◆ **Given problem**
For the data below, work out how many lines include the string "Formulir" and report only the number.

## START

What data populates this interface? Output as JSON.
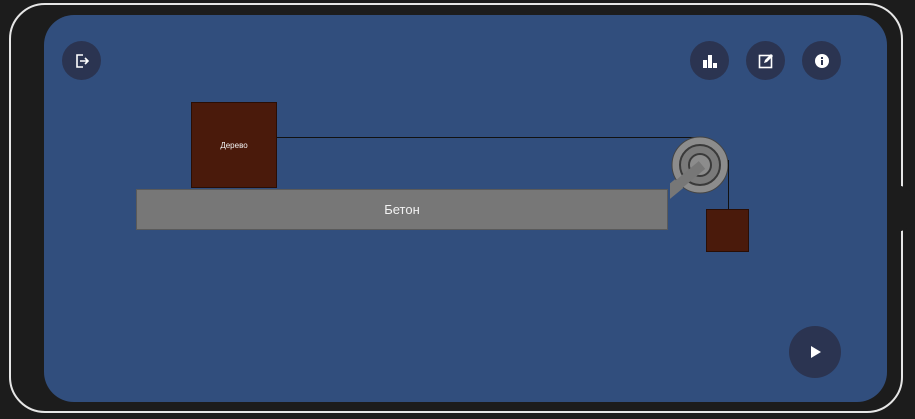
{
  "toolbar": {
    "exit_icon": "exit-icon",
    "chart_icon": "bar-chart-icon",
    "edit_icon": "edit-icon",
    "info_icon": "info-icon",
    "play_icon": "play-icon"
  },
  "scene": {
    "surface_label": "Бетон",
    "block_label": "Дерево"
  },
  "colors": {
    "screen_bg": "#314e7d",
    "button_bg": "#2b3451",
    "surface": "#777777",
    "block": "#4a1a0b",
    "pulley": "#8c8c8c"
  }
}
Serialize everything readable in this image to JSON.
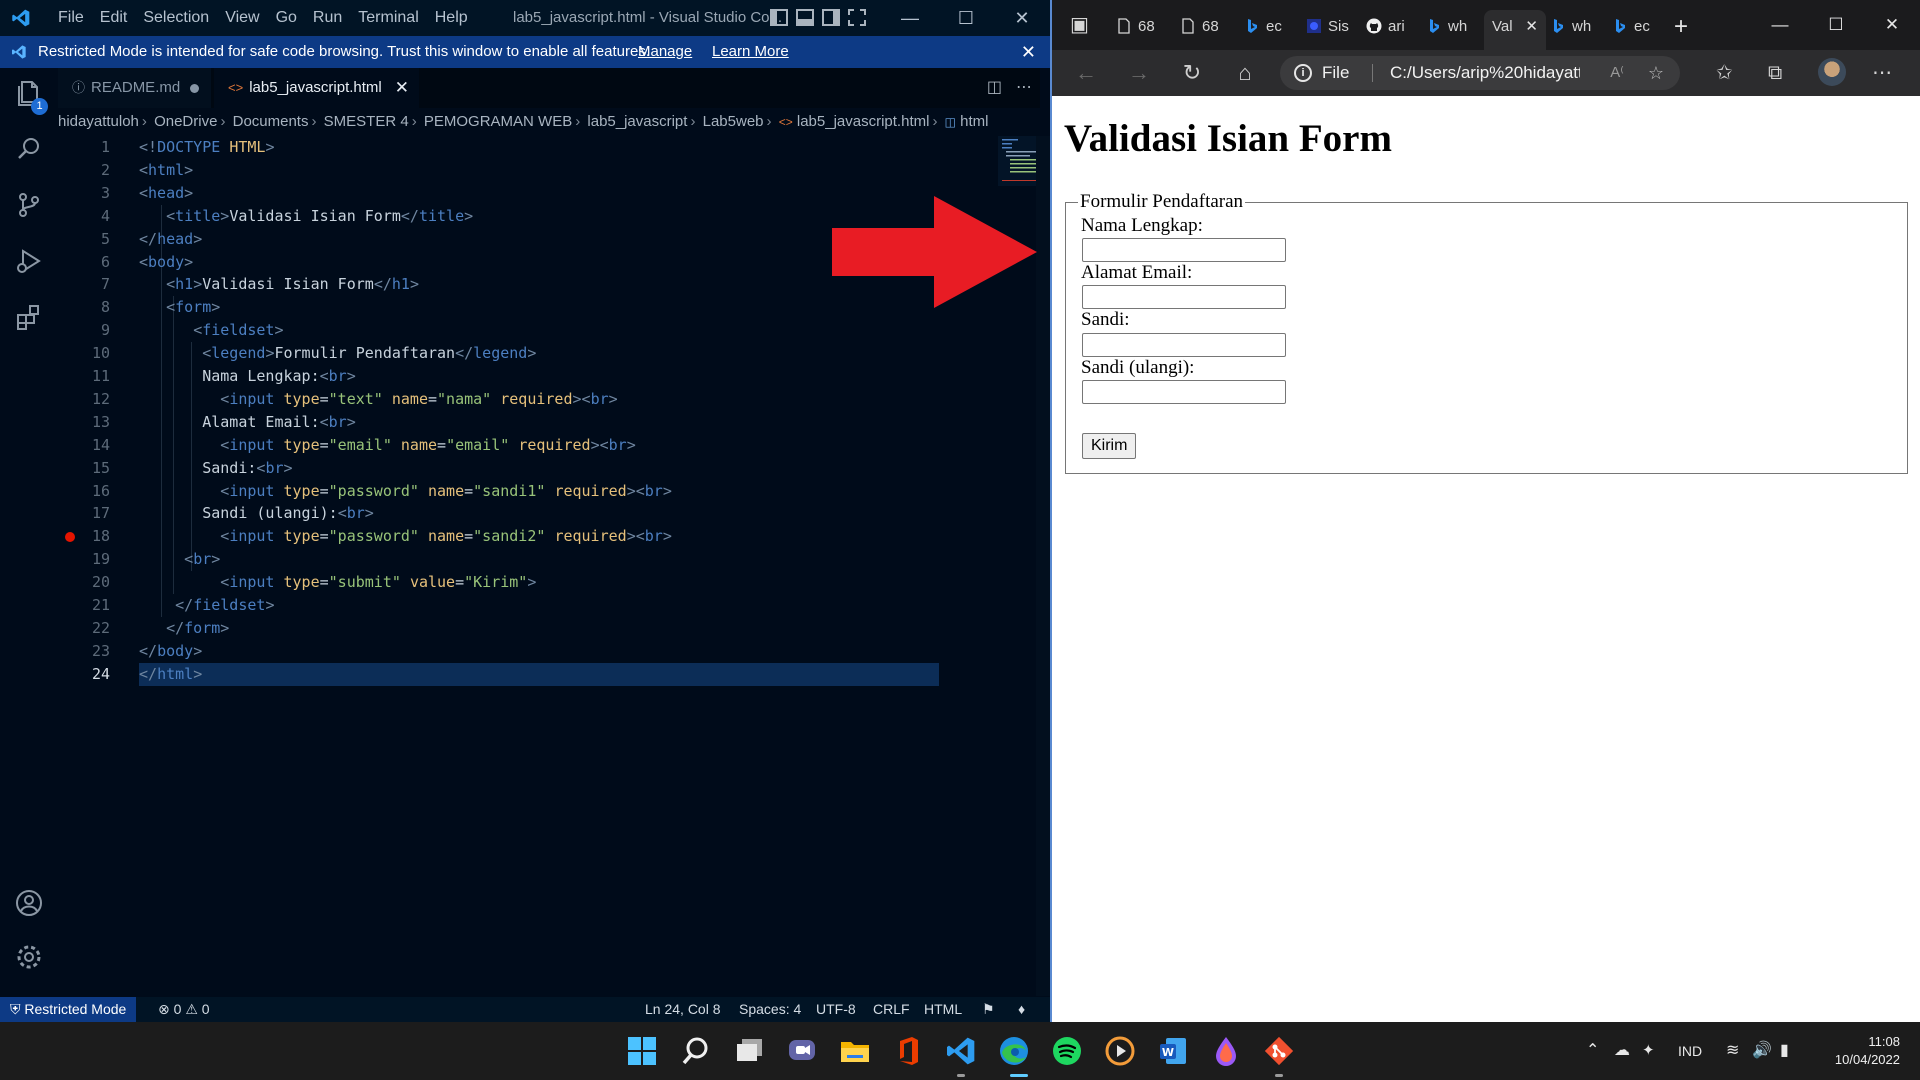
{
  "vscode": {
    "menu": [
      "File",
      "Edit",
      "Selection",
      "View",
      "Go",
      "Run",
      "Terminal",
      "Help"
    ],
    "window_title": "lab5_javascript.html - Visual Studio Co...",
    "banner": {
      "message": "Restricted Mode is intended for safe code browsing. Trust this window to enable all features.",
      "manage": "Manage",
      "learn_more": "Learn More"
    },
    "explorer_badge": "1",
    "tabs": [
      {
        "label": "README.md",
        "modified": true
      },
      {
        "label": "lab5_javascript.html",
        "active": true
      }
    ],
    "breadcrumb": [
      "hidayattuloh",
      "OneDrive",
      "Documents",
      "SMESTER 4",
      "PEMOGRAMAN WEB",
      "lab5_javascript",
      "Lab5web",
      "lab5_javascript.html",
      "html"
    ],
    "breakpoint_line": 18,
    "active_line": 24,
    "code_lines": [
      [
        [
          "tg",
          "<!"
        ],
        [
          "tn",
          "DOCTYPE"
        ],
        [
          "tx",
          " "
        ],
        [
          "dt",
          "HTML"
        ],
        [
          "tg",
          ">"
        ]
      ],
      [
        [
          "tg",
          "<"
        ],
        [
          "tn",
          "html"
        ],
        [
          "tg",
          ">"
        ]
      ],
      [
        [
          "tg",
          "<"
        ],
        [
          "tn",
          "head"
        ],
        [
          "tg",
          ">"
        ]
      ],
      [
        [
          "tx",
          "   "
        ],
        [
          "tg",
          "<"
        ],
        [
          "tn",
          "title"
        ],
        [
          "tg",
          ">"
        ],
        [
          "tx",
          "Validasi Isian Form"
        ],
        [
          "tg",
          "</"
        ],
        [
          "tn",
          "title"
        ],
        [
          "tg",
          ">"
        ]
      ],
      [
        [
          "tg",
          "</"
        ],
        [
          "tn",
          "head"
        ],
        [
          "tg",
          ">"
        ]
      ],
      [
        [
          "tg",
          "<"
        ],
        [
          "tn",
          "body"
        ],
        [
          "tg",
          ">"
        ]
      ],
      [
        [
          "tx",
          "   "
        ],
        [
          "tg",
          "<"
        ],
        [
          "tn",
          "h1"
        ],
        [
          "tg",
          ">"
        ],
        [
          "tx",
          "Validasi Isian Form"
        ],
        [
          "tg",
          "</"
        ],
        [
          "tn",
          "h1"
        ],
        [
          "tg",
          ">"
        ]
      ],
      [
        [
          "tx",
          "   "
        ],
        [
          "tg",
          "<"
        ],
        [
          "tn",
          "form"
        ],
        [
          "tg",
          ">"
        ]
      ],
      [
        [
          "tx",
          "      "
        ],
        [
          "tg",
          "<"
        ],
        [
          "tn",
          "fieldset"
        ],
        [
          "tg",
          ">"
        ]
      ],
      [
        [
          "tx",
          "       "
        ],
        [
          "tg",
          "<"
        ],
        [
          "tn",
          "legend"
        ],
        [
          "tg",
          ">"
        ],
        [
          "tx",
          "Formulir Pendaftaran"
        ],
        [
          "tg",
          "</"
        ],
        [
          "tn",
          "legend"
        ],
        [
          "tg",
          ">"
        ]
      ],
      [
        [
          "tx",
          "       Nama Lengkap:"
        ],
        [
          "tg",
          "<"
        ],
        [
          "tn",
          "br"
        ],
        [
          "tg",
          ">"
        ]
      ],
      [
        [
          "tx",
          "         "
        ],
        [
          "tg",
          "<"
        ],
        [
          "tn",
          "input"
        ],
        [
          "tx",
          " "
        ],
        [
          "at",
          "type"
        ],
        [
          "tx",
          "="
        ],
        [
          "st",
          "\"text\""
        ],
        [
          "tx",
          " "
        ],
        [
          "at",
          "name"
        ],
        [
          "tx",
          "="
        ],
        [
          "st",
          "\"nama\""
        ],
        [
          "tx",
          " "
        ],
        [
          "at",
          "required"
        ],
        [
          "tg",
          "><"
        ],
        [
          "tn",
          "br"
        ],
        [
          "tg",
          ">"
        ]
      ],
      [
        [
          "tx",
          "       Alamat Email:"
        ],
        [
          "tg",
          "<"
        ],
        [
          "tn",
          "br"
        ],
        [
          "tg",
          ">"
        ]
      ],
      [
        [
          "tx",
          "         "
        ],
        [
          "tg",
          "<"
        ],
        [
          "tn",
          "input"
        ],
        [
          "tx",
          " "
        ],
        [
          "at",
          "type"
        ],
        [
          "tx",
          "="
        ],
        [
          "st",
          "\"email\""
        ],
        [
          "tx",
          " "
        ],
        [
          "at",
          "name"
        ],
        [
          "tx",
          "="
        ],
        [
          "st",
          "\"email\""
        ],
        [
          "tx",
          " "
        ],
        [
          "at",
          "required"
        ],
        [
          "tg",
          "><"
        ],
        [
          "tn",
          "br"
        ],
        [
          "tg",
          ">"
        ]
      ],
      [
        [
          "tx",
          "       Sandi:"
        ],
        [
          "tg",
          "<"
        ],
        [
          "tn",
          "br"
        ],
        [
          "tg",
          ">"
        ]
      ],
      [
        [
          "tx",
          "         "
        ],
        [
          "tg",
          "<"
        ],
        [
          "tn",
          "input"
        ],
        [
          "tx",
          " "
        ],
        [
          "at",
          "type"
        ],
        [
          "tx",
          "="
        ],
        [
          "st",
          "\"password\""
        ],
        [
          "tx",
          " "
        ],
        [
          "at",
          "name"
        ],
        [
          "tx",
          "="
        ],
        [
          "st",
          "\"sandi1\""
        ],
        [
          "tx",
          " "
        ],
        [
          "at",
          "required"
        ],
        [
          "tg",
          "><"
        ],
        [
          "tn",
          "br"
        ],
        [
          "tg",
          ">"
        ]
      ],
      [
        [
          "tx",
          "       Sandi (ulangi):"
        ],
        [
          "tg",
          "<"
        ],
        [
          "tn",
          "br"
        ],
        [
          "tg",
          ">"
        ]
      ],
      [
        [
          "tx",
          "         "
        ],
        [
          "tg",
          "<"
        ],
        [
          "tn",
          "input"
        ],
        [
          "tx",
          " "
        ],
        [
          "at",
          "type"
        ],
        [
          "tx",
          "="
        ],
        [
          "st",
          "\"password\""
        ],
        [
          "tx",
          " "
        ],
        [
          "at",
          "name"
        ],
        [
          "tx",
          "="
        ],
        [
          "st",
          "\"sandi2\""
        ],
        [
          "tx",
          " "
        ],
        [
          "at",
          "required"
        ],
        [
          "tg",
          "><"
        ],
        [
          "tn",
          "br"
        ],
        [
          "tg",
          ">"
        ]
      ],
      [
        [
          "tx",
          "     "
        ],
        [
          "tg",
          "<"
        ],
        [
          "tn",
          "br"
        ],
        [
          "tg",
          ">"
        ]
      ],
      [
        [
          "tx",
          "         "
        ],
        [
          "tg",
          "<"
        ],
        [
          "tn",
          "input"
        ],
        [
          "tx",
          " "
        ],
        [
          "at",
          "type"
        ],
        [
          "tx",
          "="
        ],
        [
          "st",
          "\"submit\""
        ],
        [
          "tx",
          " "
        ],
        [
          "at",
          "value"
        ],
        [
          "tx",
          "="
        ],
        [
          "st",
          "\"Kirim\""
        ],
        [
          "tg",
          ">"
        ]
      ],
      [
        [
          "tx",
          "    "
        ],
        [
          "tg",
          "</"
        ],
        [
          "tn",
          "fieldset"
        ],
        [
          "tg",
          ">"
        ]
      ],
      [
        [
          "tx",
          "   "
        ],
        [
          "tg",
          "</"
        ],
        [
          "tn",
          "form"
        ],
        [
          "tg",
          ">"
        ]
      ],
      [
        [
          "tg",
          "</"
        ],
        [
          "tn",
          "body"
        ],
        [
          "tg",
          ">"
        ]
      ],
      [
        [
          "tg",
          "</"
        ],
        [
          "tn",
          "html"
        ],
        [
          "tg",
          ">"
        ]
      ]
    ],
    "status": {
      "restricted": "Restricted Mode",
      "errors": "0",
      "warnings": "0",
      "position": "Ln 24, Col 8",
      "spaces": "Spaces: 4",
      "encoding": "UTF-8",
      "eol": "CRLF",
      "language": "HTML"
    }
  },
  "edge": {
    "tabs": [
      {
        "label": "68",
        "icon": "page-icon"
      },
      {
        "label": "68",
        "icon": "page-icon"
      },
      {
        "label": "ec",
        "icon": "bing-icon"
      },
      {
        "label": "Sis",
        "icon": "site-icon"
      },
      {
        "label": "ari",
        "icon": "github-icon"
      },
      {
        "label": "wh",
        "icon": "bing-icon"
      },
      {
        "label": "Val",
        "icon": "none",
        "active": true
      },
      {
        "label": "wh",
        "icon": "bing-icon"
      },
      {
        "label": "ec",
        "icon": "bing-icon"
      }
    ],
    "address": {
      "scheme": "File",
      "url": "C:/Users/arip%20hidayattul..."
    },
    "page": {
      "h1": "Validasi Isian Form",
      "legend": "Formulir Pendaftaran",
      "labels": [
        "Nama Lengkap:",
        "Alamat Email:",
        "Sandi:",
        "Sandi (ulangi):"
      ],
      "submit": "Kirim"
    }
  },
  "taskbar": {
    "apps": [
      "start-icon",
      "search-icon",
      "task-view-icon",
      "teams-chat-icon",
      "file-explorer-icon",
      "office-icon",
      "vscode-icon",
      "edge-icon",
      "spotify-icon",
      "media-player-icon",
      "word-icon",
      "paint-3d-icon",
      "git-icon"
    ],
    "tray_lang": "IND",
    "time": "11:08",
    "date": "10/04/2022"
  },
  "colors": {
    "vs_bg": "#000b1a",
    "banner": "#0d3a85",
    "arrow": "#e81c24",
    "tag_name": "#4c7fc1",
    "attribute": "#e5c07b",
    "string": "#98c379"
  }
}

## END

◆ **Completed exercise**
2